| Source records |
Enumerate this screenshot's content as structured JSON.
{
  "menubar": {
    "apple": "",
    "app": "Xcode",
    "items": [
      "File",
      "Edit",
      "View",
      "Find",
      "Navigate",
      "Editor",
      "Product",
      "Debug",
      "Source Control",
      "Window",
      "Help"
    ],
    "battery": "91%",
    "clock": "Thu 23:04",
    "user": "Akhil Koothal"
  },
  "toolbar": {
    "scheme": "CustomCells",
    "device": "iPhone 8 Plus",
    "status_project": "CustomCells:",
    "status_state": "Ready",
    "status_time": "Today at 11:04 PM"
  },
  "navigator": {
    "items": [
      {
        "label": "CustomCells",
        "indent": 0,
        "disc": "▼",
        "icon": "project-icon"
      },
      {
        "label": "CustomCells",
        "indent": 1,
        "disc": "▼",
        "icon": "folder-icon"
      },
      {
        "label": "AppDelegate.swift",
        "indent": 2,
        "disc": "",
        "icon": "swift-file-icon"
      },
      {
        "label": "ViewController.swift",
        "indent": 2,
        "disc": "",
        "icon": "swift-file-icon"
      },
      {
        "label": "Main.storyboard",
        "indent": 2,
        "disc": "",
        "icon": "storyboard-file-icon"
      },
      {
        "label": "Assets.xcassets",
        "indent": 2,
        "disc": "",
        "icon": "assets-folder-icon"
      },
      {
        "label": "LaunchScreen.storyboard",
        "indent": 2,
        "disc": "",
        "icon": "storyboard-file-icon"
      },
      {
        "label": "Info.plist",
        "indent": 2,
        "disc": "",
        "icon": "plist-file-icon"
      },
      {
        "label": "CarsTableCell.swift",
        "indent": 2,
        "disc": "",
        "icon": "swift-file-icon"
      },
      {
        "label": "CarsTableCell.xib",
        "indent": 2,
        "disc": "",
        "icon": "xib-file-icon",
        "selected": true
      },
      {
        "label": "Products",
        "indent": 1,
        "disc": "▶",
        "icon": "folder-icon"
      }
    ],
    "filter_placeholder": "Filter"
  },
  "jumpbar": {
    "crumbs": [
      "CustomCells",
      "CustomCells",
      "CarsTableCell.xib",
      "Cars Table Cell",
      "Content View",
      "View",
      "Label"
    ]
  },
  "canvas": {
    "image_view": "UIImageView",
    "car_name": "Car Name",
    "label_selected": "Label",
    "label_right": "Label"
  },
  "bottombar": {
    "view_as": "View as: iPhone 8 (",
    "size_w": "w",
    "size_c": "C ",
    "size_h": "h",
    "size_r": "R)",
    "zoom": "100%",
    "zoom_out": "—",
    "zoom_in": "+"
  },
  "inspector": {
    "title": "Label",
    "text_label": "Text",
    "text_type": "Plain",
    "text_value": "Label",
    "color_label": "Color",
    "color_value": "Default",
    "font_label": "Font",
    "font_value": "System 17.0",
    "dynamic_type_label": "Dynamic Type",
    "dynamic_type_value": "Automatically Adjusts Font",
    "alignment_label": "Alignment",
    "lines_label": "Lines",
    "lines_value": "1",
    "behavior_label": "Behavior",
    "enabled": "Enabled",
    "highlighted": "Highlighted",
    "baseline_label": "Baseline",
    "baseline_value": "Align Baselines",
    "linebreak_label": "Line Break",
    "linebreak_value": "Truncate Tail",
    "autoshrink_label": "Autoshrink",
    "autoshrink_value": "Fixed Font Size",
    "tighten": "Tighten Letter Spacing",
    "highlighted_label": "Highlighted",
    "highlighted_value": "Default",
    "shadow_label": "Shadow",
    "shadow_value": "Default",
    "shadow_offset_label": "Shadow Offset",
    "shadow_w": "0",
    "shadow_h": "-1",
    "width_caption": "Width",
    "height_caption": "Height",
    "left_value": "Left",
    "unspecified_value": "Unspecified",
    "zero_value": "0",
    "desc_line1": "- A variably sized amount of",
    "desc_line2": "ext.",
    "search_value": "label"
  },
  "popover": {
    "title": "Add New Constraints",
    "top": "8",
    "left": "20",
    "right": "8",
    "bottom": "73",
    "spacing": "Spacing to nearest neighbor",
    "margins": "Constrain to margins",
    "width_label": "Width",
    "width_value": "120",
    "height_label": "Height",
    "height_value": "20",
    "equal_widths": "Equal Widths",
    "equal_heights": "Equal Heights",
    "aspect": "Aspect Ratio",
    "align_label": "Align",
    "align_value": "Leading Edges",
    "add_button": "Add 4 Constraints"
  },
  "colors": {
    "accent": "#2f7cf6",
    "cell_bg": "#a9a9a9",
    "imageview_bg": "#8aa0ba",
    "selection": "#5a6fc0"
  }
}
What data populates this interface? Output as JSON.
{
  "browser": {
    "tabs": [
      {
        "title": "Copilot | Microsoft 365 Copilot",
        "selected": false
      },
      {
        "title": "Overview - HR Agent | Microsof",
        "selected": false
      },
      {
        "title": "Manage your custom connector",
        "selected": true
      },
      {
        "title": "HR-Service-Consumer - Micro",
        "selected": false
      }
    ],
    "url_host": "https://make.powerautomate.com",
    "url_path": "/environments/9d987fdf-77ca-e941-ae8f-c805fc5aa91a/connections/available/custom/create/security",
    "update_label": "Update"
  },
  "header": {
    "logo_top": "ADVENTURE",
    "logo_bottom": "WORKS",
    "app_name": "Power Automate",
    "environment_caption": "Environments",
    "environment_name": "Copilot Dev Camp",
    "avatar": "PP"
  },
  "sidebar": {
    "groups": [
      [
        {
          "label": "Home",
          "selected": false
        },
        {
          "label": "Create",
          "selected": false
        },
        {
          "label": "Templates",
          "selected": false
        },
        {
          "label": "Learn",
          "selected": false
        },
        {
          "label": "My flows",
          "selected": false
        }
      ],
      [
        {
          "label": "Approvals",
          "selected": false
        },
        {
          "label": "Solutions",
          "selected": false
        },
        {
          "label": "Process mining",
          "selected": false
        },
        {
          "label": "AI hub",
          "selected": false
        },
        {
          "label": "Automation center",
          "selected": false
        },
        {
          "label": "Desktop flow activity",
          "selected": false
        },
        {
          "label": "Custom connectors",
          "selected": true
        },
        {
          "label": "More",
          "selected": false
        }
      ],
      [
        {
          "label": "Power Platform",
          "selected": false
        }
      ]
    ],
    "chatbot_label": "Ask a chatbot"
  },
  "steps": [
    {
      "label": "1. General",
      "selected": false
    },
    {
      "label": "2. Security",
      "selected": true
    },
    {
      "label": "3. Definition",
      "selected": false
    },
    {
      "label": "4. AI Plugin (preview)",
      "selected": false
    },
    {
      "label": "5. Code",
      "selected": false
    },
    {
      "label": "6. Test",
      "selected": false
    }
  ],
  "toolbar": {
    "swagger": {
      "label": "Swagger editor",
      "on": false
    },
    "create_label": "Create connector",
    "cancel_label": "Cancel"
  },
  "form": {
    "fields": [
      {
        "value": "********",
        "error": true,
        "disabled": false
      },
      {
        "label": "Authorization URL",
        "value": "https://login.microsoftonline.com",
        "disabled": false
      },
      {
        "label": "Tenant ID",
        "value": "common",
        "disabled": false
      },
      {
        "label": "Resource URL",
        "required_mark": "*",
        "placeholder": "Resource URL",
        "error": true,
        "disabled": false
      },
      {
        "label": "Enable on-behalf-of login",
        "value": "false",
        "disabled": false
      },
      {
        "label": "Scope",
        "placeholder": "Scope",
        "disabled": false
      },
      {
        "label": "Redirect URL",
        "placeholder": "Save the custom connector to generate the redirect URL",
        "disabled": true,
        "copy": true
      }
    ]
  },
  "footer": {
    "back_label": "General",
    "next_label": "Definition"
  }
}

| Stated goal |
From the data above, copy out every line with the string "Resource" in it.

| The answer |
        "label": "Resource URL",
        "placeholder": "Resource URL",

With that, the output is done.